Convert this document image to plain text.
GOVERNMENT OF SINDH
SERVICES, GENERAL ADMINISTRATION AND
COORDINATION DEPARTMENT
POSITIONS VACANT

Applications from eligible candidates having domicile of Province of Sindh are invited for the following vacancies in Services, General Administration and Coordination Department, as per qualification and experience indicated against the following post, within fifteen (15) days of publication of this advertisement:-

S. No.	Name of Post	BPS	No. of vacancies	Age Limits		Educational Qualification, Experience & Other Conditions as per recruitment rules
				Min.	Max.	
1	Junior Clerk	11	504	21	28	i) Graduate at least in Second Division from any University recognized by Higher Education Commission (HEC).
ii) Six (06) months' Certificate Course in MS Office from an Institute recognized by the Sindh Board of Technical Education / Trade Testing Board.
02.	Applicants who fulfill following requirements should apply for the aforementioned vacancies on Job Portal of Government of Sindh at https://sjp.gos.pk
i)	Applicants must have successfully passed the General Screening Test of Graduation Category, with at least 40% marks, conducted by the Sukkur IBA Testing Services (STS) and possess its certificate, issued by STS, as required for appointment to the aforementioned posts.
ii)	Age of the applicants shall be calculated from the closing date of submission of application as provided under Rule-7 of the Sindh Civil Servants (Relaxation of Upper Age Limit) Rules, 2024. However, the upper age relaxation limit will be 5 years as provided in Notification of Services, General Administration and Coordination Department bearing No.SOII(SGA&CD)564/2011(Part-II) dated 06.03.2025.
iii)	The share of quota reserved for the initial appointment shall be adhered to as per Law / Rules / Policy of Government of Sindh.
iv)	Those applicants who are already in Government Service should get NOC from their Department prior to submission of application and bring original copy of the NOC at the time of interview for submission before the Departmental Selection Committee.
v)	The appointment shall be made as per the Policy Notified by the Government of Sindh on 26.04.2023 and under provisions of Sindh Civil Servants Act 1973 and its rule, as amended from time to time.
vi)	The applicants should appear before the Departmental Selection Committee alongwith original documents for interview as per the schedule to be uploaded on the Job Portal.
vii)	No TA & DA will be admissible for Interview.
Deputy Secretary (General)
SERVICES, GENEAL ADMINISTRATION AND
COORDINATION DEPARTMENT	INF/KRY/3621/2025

━━━━━━━━━━━━━━━━━━━━

Do this:
Each line above that holds the string "will" should be copied and shown.

Right answer:
ii)	Age of the applicants shall be calculated from the closing date of submission of application as provided under Rule-7 of the Sindh Civil Servants (Relaxation of Upper Age Limit) Rules, 2024. However, the upper age relaxation limit will be 5 years as provided in Notification of Services, General Administration and Coordination Department bearing No.SOII(SGA&CD)564/2011(Part-II) dated 06.03.2025.
vii)	No TA & DA will be admissible for Interview.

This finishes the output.